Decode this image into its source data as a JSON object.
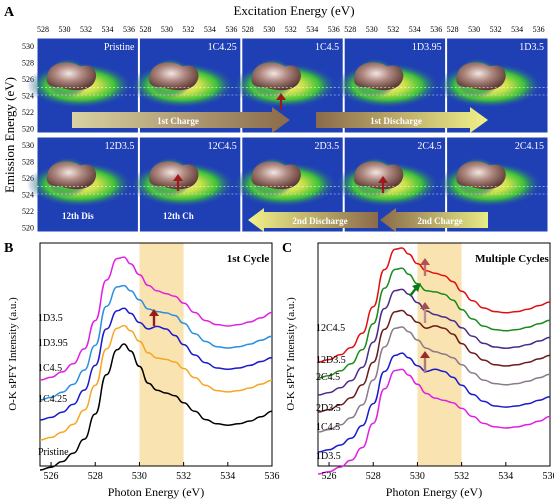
{
  "panel_a": {
    "letter": "A",
    "x_axis_title": "Excitation Energy (eV)",
    "y_axis_title": "Emission Energy (eV)",
    "top_tick_labels": [
      "528",
      "530",
      "532",
      "534",
      "536"
    ],
    "left_tick_labels": [
      "530",
      "528",
      "526",
      "524",
      "522",
      "520"
    ],
    "row1_tiles": [
      "Pristine",
      "1C4.25",
      "1C4.5",
      "1D3.95",
      "1D3.5"
    ],
    "row2_tiles": [
      "12D3.5",
      "12C4.5",
      "2D3.5",
      "2C4.5",
      "2C4.15"
    ],
    "arrows": {
      "first_charge": "1st Charge",
      "first_discharge": "1st Discharge",
      "second_discharge": "2nd Discharge",
      "second_charge": "2nd Charge",
      "twelfth_dis": "12th Dis",
      "twelfth_ch": "12th Ch"
    },
    "colors": {
      "background": "#1f3fb5",
      "glow": "#3cc13a",
      "blob": "#8c6a62",
      "arrow_red": "#9b1a1a"
    }
  },
  "panel_b": {
    "letter": "B",
    "title": "1st Cycle",
    "ylabel": "O-K sPFY Intensity (a.u.)",
    "xlabel": "Photon Energy (eV)",
    "x_ticks": [
      "526",
      "528",
      "530",
      "532",
      "534",
      "536"
    ],
    "highlight_range": [
      530,
      532
    ],
    "curve_labels": [
      "1D3.5",
      "1D3.95",
      "1C4.5",
      "1C4.25",
      "Pristine"
    ]
  },
  "panel_c": {
    "letter": "C",
    "title": "Multiple Cycles",
    "ylabel": "O-K sPFY Intensity (a.u.)",
    "xlabel": "Photon Energy (eV)",
    "x_ticks": [
      "526",
      "528",
      "530",
      "532",
      "534",
      "536"
    ],
    "highlight_range": [
      530,
      532
    ],
    "curve_labels": [
      "12C4.5",
      "12D3.5",
      "2C4.5",
      "2D3.5",
      "1C4.5",
      "1D3.5"
    ]
  },
  "chart_data": [
    {
      "type": "line",
      "title": "1st Cycle",
      "xlabel": "Photon Energy (eV)",
      "ylabel": "O-K sPFY Intensity (a.u.)",
      "xlim": [
        525.5,
        536
      ],
      "x": [
        525.5,
        526,
        526.5,
        527,
        527.5,
        528,
        528.5,
        529,
        529.3,
        529.6,
        530,
        530.4,
        530.8,
        531.2,
        531.6,
        532,
        532.5,
        533,
        533.5,
        534,
        534.5,
        535,
        535.5,
        536
      ],
      "series": [
        {
          "name": "Pristine",
          "color": "#000000",
          "values": [
            0.0,
            0.02,
            0.06,
            0.12,
            0.22,
            0.4,
            0.68,
            0.86,
            0.9,
            0.85,
            0.74,
            0.62,
            0.57,
            0.55,
            0.53,
            0.48,
            0.42,
            0.36,
            0.33,
            0.32,
            0.33,
            0.35,
            0.38,
            0.42
          ]
        },
        {
          "name": "1C4.25",
          "color": "#f5a623",
          "values": [
            0.0,
            0.02,
            0.06,
            0.12,
            0.23,
            0.42,
            0.7,
            0.86,
            0.88,
            0.84,
            0.76,
            0.67,
            0.63,
            0.62,
            0.6,
            0.55,
            0.48,
            0.42,
            0.38,
            0.37,
            0.38,
            0.4,
            0.43,
            0.46
          ]
        },
        {
          "name": "1C4.5",
          "color": "#1a1acc",
          "values": [
            0.0,
            0.02,
            0.06,
            0.12,
            0.23,
            0.42,
            0.7,
            0.84,
            0.86,
            0.82,
            0.75,
            0.7,
            0.72,
            0.7,
            0.65,
            0.58,
            0.5,
            0.44,
            0.4,
            0.39,
            0.4,
            0.42,
            0.45,
            0.48
          ]
        },
        {
          "name": "1D3.95",
          "color": "#2b8fe0",
          "values": [
            0.0,
            0.02,
            0.06,
            0.12,
            0.23,
            0.42,
            0.72,
            0.87,
            0.88,
            0.84,
            0.77,
            0.7,
            0.68,
            0.67,
            0.65,
            0.59,
            0.51,
            0.45,
            0.41,
            0.4,
            0.41,
            0.43,
            0.46,
            0.49
          ]
        },
        {
          "name": "1D3.5",
          "color": "#e020e0",
          "values": [
            0.0,
            0.02,
            0.06,
            0.12,
            0.23,
            0.44,
            0.74,
            0.9,
            0.91,
            0.86,
            0.78,
            0.7,
            0.66,
            0.64,
            0.62,
            0.57,
            0.5,
            0.44,
            0.41,
            0.4,
            0.41,
            0.43,
            0.46,
            0.5
          ]
        }
      ]
    },
    {
      "type": "line",
      "title": "Multiple Cycles",
      "xlabel": "Photon Energy (eV)",
      "ylabel": "O-K sPFY Intensity (a.u.)",
      "xlim": [
        525.5,
        536
      ],
      "x": [
        525.5,
        526,
        526.5,
        527,
        527.5,
        528,
        528.5,
        529,
        529.3,
        529.6,
        530,
        530.4,
        530.8,
        531.2,
        531.6,
        532,
        532.5,
        533,
        533.5,
        534,
        534.5,
        535,
        535.5,
        536
      ],
      "series": [
        {
          "name": "1D3.5",
          "color": "#e020e0",
          "values": [
            0.0,
            0.02,
            0.06,
            0.12,
            0.23,
            0.44,
            0.74,
            0.9,
            0.91,
            0.86,
            0.78,
            0.7,
            0.66,
            0.64,
            0.62,
            0.57,
            0.5,
            0.44,
            0.41,
            0.4,
            0.41,
            0.43,
            0.46,
            0.5
          ]
        },
        {
          "name": "1C4.5",
          "color": "#1a1acc",
          "values": [
            0.0,
            0.02,
            0.06,
            0.12,
            0.23,
            0.42,
            0.7,
            0.84,
            0.86,
            0.82,
            0.75,
            0.7,
            0.72,
            0.7,
            0.65,
            0.58,
            0.5,
            0.44,
            0.4,
            0.39,
            0.4,
            0.42,
            0.45,
            0.48
          ]
        },
        {
          "name": "2D3.5",
          "color": "#8a7a8a",
          "values": [
            0.0,
            0.02,
            0.06,
            0.12,
            0.23,
            0.44,
            0.72,
            0.88,
            0.89,
            0.85,
            0.78,
            0.71,
            0.68,
            0.66,
            0.63,
            0.57,
            0.5,
            0.44,
            0.41,
            0.4,
            0.41,
            0.43,
            0.46,
            0.49
          ]
        },
        {
          "name": "2C4.5",
          "color": "#6b1a1a",
          "values": [
            0.0,
            0.02,
            0.06,
            0.12,
            0.23,
            0.42,
            0.7,
            0.85,
            0.86,
            0.82,
            0.76,
            0.71,
            0.73,
            0.71,
            0.66,
            0.58,
            0.5,
            0.44,
            0.4,
            0.39,
            0.4,
            0.42,
            0.45,
            0.48
          ]
        },
        {
          "name": "12D3.5",
          "color": "#4a2a8a",
          "values": [
            0.0,
            0.02,
            0.06,
            0.12,
            0.23,
            0.44,
            0.72,
            0.87,
            0.88,
            0.84,
            0.77,
            0.7,
            0.67,
            0.65,
            0.62,
            0.56,
            0.49,
            0.43,
            0.4,
            0.39,
            0.4,
            0.42,
            0.45,
            0.48
          ]
        },
        {
          "name": "12C4.5",
          "color": "#1a8a1a",
          "values": [
            0.0,
            0.02,
            0.06,
            0.12,
            0.24,
            0.46,
            0.76,
            0.92,
            0.93,
            0.88,
            0.8,
            0.74,
            0.73,
            0.71,
            0.66,
            0.58,
            0.5,
            0.44,
            0.41,
            0.4,
            0.41,
            0.43,
            0.46,
            0.49
          ]
        },
        {
          "name": "",
          "color": "#e01010",
          "values": [
            0.0,
            0.02,
            0.06,
            0.12,
            0.24,
            0.46,
            0.77,
            0.94,
            0.95,
            0.9,
            0.82,
            0.76,
            0.74,
            0.72,
            0.67,
            0.59,
            0.51,
            0.45,
            0.42,
            0.41,
            0.42,
            0.44,
            0.47,
            0.5
          ]
        }
      ]
    }
  ]
}
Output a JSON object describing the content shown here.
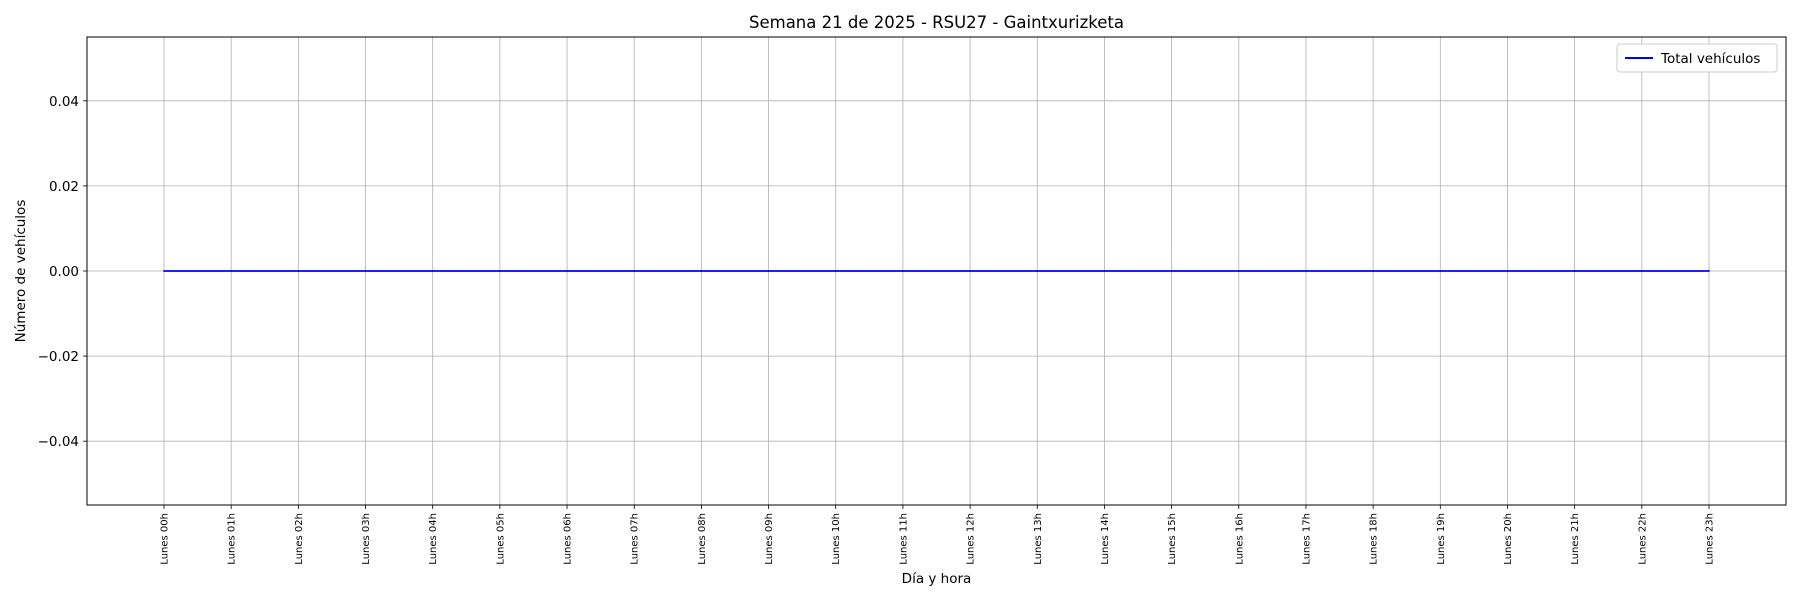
{
  "chart_data": {
    "type": "line",
    "title": "Semana 21 de 2025 - RSU27 - Gaintxurizketa",
    "xlabel": "Día y hora",
    "ylabel": "Número de vehículos",
    "categories": [
      "Lunes 00h",
      "Lunes 01h",
      "Lunes 02h",
      "Lunes 03h",
      "Lunes 04h",
      "Lunes 05h",
      "Lunes 06h",
      "Lunes 07h",
      "Lunes 08h",
      "Lunes 09h",
      "Lunes 10h",
      "Lunes 11h",
      "Lunes 12h",
      "Lunes 13h",
      "Lunes 14h",
      "Lunes 15h",
      "Lunes 16h",
      "Lunes 17h",
      "Lunes 18h",
      "Lunes 19h",
      "Lunes 20h",
      "Lunes 21h",
      "Lunes 22h",
      "Lunes 23h"
    ],
    "series": [
      {
        "name": "Total vehículos",
        "color": "#0000ff",
        "values": [
          0,
          0,
          0,
          0,
          0,
          0,
          0,
          0,
          0,
          0,
          0,
          0,
          0,
          0,
          0,
          0,
          0,
          0,
          0,
          0,
          0,
          0,
          0,
          0
        ]
      }
    ],
    "ylim": [
      -0.055,
      0.055
    ],
    "yticks": [
      -0.04,
      -0.02,
      0.0,
      0.02,
      0.04
    ],
    "ytick_labels": [
      "−0.04",
      "−0.02",
      "0.00",
      "0.02",
      "0.04"
    ],
    "grid": true,
    "legend": "top-right"
  }
}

____

## Your objective
The lines to repeat run from the line containing "Output a JSON" through the last line of the material above; give them exactly, without the pictures.

## Complete response
Output a JSON object describing the content shown here.
{
  "chart_data": {
    "type": "line",
    "title": "Semana 21 de 2025 - RSU27 - Gaintxurizketa",
    "xlabel": "Día y hora",
    "ylabel": "Número de vehículos",
    "categories": [
      "Lunes 00h",
      "Lunes 01h",
      "Lunes 02h",
      "Lunes 03h",
      "Lunes 04h",
      "Lunes 05h",
      "Lunes 06h",
      "Lunes 07h",
      "Lunes 08h",
      "Lunes 09h",
      "Lunes 10h",
      "Lunes 11h",
      "Lunes 12h",
      "Lunes 13h",
      "Lunes 14h",
      "Lunes 15h",
      "Lunes 16h",
      "Lunes 17h",
      "Lunes 18h",
      "Lunes 19h",
      "Lunes 20h",
      "Lunes 21h",
      "Lunes 22h",
      "Lunes 23h"
    ],
    "series": [
      {
        "name": "Total vehículos",
        "color": "#0000ff",
        "values": [
          0,
          0,
          0,
          0,
          0,
          0,
          0,
          0,
          0,
          0,
          0,
          0,
          0,
          0,
          0,
          0,
          0,
          0,
          0,
          0,
          0,
          0,
          0,
          0
        ]
      }
    ],
    "ylim": [
      -0.055,
      0.055
    ],
    "yticks": [
      -0.04,
      -0.02,
      0.0,
      0.02,
      0.04
    ],
    "ytick_labels": [
      "−0.04",
      "−0.02",
      "0.00",
      "0.02",
      "0.04"
    ],
    "grid": true,
    "legend": "top-right"
  }
}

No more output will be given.